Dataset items
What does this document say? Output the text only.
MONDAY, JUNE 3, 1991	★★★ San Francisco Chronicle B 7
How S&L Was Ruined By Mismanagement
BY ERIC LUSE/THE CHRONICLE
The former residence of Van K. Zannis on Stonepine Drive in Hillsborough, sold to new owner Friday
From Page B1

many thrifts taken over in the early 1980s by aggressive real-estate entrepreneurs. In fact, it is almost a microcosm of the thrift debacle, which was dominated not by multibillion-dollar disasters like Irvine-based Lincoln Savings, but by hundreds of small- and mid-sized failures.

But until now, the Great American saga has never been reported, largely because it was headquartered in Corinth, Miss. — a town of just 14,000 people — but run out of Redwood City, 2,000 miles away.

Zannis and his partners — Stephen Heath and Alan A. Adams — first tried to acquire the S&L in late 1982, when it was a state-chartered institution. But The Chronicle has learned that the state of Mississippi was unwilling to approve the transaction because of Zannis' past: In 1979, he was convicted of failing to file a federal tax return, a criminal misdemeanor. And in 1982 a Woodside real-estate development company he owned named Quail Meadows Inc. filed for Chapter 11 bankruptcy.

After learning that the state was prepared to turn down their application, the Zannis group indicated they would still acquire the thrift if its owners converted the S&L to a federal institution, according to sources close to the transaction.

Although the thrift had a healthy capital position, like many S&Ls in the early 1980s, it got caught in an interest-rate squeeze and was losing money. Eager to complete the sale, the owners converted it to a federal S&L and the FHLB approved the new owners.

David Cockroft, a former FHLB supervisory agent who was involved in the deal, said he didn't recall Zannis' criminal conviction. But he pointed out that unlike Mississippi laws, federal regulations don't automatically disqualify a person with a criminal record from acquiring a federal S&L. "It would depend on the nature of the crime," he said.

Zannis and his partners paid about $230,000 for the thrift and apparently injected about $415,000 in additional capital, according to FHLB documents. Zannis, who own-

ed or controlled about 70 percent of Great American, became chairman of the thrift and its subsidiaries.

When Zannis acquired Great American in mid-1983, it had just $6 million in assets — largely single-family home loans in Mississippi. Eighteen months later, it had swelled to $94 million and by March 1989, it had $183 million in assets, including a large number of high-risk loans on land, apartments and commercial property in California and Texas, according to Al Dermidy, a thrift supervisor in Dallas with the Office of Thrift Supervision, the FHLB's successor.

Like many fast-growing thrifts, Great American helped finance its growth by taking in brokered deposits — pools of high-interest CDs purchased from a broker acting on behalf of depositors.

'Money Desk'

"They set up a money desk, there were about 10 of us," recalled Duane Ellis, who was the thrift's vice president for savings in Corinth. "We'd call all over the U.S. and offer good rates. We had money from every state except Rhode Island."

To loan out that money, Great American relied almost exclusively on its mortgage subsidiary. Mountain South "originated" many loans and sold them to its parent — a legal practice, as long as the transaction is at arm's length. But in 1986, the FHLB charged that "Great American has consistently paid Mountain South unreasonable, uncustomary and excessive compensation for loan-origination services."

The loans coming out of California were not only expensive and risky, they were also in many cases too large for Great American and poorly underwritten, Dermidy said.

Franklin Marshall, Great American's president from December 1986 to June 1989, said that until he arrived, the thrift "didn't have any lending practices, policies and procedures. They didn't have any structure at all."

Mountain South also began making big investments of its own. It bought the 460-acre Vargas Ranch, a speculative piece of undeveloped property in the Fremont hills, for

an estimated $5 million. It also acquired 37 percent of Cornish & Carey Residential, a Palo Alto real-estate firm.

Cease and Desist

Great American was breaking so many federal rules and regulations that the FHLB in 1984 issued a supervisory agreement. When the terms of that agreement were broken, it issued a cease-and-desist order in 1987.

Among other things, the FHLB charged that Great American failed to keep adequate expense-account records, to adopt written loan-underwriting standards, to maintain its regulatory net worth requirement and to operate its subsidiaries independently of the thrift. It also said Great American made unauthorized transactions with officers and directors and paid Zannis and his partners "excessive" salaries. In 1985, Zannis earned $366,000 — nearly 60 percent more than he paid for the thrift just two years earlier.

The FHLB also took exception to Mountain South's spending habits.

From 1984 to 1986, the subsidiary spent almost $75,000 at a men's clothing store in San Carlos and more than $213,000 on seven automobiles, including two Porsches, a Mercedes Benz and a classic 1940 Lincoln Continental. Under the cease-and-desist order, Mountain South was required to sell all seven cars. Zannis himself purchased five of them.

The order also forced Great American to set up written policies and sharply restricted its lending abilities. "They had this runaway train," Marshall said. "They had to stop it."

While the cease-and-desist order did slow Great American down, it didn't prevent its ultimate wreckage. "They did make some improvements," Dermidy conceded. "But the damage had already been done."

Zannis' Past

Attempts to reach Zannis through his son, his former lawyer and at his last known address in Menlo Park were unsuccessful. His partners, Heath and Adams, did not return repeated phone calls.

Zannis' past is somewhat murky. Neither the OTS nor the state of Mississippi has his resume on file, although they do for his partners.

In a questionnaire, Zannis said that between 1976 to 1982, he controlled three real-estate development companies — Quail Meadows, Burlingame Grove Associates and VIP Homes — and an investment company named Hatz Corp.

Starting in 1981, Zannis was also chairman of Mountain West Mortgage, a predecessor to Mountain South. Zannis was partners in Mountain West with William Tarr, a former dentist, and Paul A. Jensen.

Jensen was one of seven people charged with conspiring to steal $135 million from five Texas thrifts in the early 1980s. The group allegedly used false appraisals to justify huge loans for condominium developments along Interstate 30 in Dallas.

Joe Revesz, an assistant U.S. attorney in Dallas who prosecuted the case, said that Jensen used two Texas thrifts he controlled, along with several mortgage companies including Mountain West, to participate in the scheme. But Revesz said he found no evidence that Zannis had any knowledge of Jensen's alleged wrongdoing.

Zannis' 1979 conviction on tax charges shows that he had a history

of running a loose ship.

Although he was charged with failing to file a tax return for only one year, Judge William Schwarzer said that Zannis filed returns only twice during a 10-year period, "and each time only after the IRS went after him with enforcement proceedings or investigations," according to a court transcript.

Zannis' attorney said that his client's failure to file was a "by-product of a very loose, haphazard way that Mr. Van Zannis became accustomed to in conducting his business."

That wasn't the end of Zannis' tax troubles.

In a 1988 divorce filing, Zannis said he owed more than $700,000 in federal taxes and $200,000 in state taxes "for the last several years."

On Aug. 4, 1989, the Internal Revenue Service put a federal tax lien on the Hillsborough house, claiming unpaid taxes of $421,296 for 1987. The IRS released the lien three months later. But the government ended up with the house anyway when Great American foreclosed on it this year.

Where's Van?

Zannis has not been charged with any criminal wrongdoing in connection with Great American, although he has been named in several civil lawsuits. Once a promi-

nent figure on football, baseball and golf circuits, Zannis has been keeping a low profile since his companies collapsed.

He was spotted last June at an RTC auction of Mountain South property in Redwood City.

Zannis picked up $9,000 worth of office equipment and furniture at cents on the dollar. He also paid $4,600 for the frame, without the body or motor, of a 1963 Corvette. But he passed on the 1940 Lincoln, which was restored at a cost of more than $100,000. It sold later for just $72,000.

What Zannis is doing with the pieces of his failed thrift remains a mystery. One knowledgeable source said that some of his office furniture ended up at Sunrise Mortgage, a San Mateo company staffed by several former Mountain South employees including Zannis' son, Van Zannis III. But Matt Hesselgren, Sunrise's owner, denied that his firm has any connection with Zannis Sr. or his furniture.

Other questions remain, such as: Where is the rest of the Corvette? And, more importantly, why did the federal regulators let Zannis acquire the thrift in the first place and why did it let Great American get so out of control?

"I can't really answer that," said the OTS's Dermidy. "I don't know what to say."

...

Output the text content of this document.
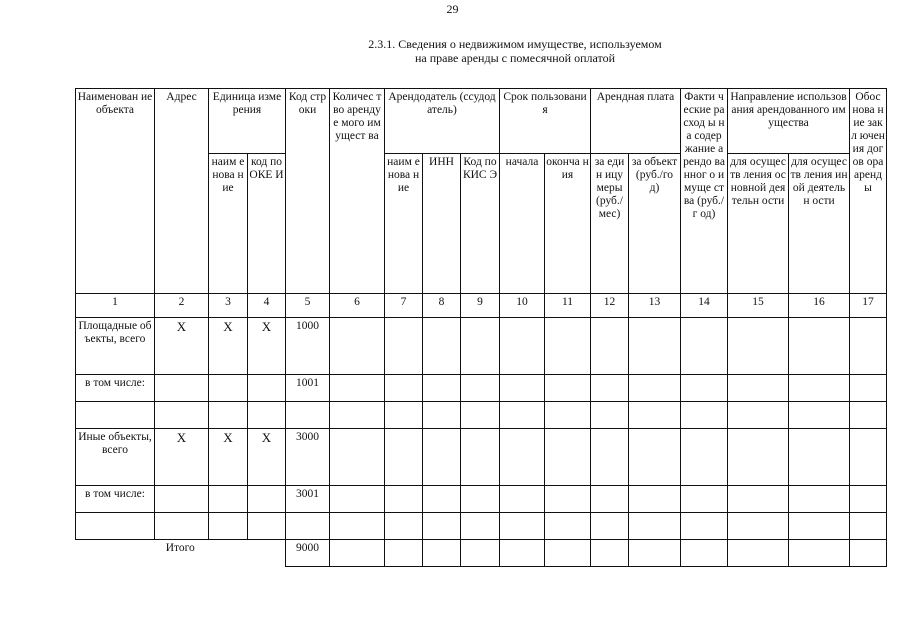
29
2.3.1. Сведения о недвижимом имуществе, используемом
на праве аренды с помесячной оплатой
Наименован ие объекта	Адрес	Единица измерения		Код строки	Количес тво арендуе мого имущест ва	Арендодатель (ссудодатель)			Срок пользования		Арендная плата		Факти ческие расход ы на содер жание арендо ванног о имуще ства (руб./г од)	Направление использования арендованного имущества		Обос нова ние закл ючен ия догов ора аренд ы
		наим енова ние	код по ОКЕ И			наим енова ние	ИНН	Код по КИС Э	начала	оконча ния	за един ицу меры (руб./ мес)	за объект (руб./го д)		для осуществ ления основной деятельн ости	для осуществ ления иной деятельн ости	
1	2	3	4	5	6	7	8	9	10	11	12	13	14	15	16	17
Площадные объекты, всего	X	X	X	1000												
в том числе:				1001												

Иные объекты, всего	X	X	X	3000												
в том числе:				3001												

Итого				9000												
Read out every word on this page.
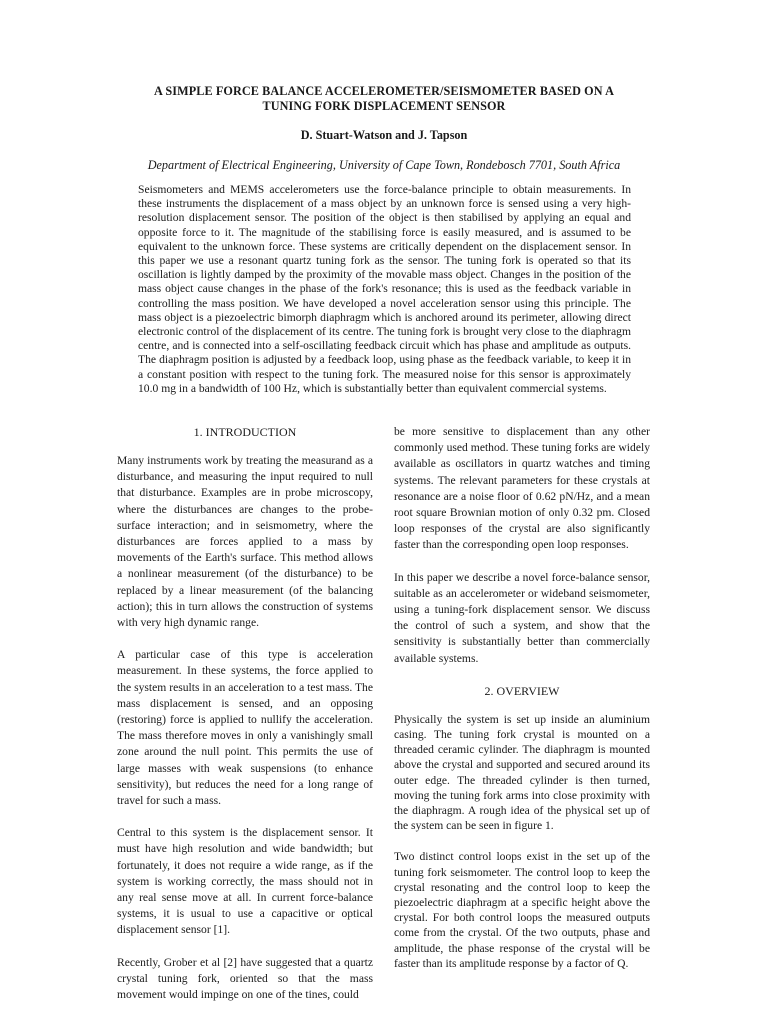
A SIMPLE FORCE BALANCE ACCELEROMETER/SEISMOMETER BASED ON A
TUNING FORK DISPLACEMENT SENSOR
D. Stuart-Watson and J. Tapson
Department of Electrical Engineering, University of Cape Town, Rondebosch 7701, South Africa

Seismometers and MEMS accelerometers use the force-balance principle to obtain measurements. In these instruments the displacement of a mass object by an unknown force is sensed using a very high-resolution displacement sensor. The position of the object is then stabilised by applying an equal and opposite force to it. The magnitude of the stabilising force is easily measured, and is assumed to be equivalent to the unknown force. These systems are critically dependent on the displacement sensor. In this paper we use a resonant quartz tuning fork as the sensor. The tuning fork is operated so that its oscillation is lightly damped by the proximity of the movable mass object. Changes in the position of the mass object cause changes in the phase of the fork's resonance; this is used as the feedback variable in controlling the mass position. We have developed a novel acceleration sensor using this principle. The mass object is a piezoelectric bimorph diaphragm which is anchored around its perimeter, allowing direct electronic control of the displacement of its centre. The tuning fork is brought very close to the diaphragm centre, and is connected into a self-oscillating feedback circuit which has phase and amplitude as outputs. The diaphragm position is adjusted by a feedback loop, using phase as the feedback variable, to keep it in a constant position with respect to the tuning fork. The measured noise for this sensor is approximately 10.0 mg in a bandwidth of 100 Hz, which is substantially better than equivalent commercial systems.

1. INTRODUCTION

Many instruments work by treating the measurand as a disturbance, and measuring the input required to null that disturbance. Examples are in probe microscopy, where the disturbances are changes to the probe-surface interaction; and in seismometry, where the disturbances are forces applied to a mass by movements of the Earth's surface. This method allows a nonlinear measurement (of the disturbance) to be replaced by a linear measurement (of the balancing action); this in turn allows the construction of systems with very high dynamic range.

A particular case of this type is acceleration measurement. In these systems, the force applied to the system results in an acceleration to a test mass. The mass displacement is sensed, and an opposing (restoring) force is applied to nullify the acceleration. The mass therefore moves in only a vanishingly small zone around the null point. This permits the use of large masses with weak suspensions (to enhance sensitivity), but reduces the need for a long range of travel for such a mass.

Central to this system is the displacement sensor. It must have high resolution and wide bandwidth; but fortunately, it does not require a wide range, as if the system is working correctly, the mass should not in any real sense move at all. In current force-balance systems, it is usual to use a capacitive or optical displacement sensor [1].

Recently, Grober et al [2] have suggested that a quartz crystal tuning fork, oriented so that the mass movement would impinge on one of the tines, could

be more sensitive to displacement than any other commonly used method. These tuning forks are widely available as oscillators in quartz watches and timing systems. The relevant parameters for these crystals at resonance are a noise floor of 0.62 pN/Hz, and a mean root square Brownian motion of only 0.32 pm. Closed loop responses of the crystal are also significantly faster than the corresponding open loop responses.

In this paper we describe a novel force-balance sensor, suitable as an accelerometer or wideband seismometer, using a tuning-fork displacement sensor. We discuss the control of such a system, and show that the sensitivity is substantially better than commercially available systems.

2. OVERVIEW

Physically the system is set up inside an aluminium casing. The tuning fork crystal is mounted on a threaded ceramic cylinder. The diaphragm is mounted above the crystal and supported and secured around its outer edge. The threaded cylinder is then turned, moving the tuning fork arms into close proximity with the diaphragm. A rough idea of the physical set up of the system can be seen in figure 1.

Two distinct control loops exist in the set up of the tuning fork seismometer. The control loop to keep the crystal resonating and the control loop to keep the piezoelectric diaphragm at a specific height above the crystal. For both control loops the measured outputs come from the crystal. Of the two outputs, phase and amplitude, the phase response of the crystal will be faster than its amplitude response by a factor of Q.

## Your instructions
In the records above, locate each line with the word "down". Copy all such lines.

## Full solution
After learning that the state was prepared to turn down their application, the Zannis group indicated they would still acquire the thrift if its owners converted the S&L to a federal institution, according to sources close to the transaction.
While the cease-and-desist order did slow Great American down, it didn't prevent its ultimate wreckage. "They did make some improvements," Dermidy conceded. "But the damage had already been done."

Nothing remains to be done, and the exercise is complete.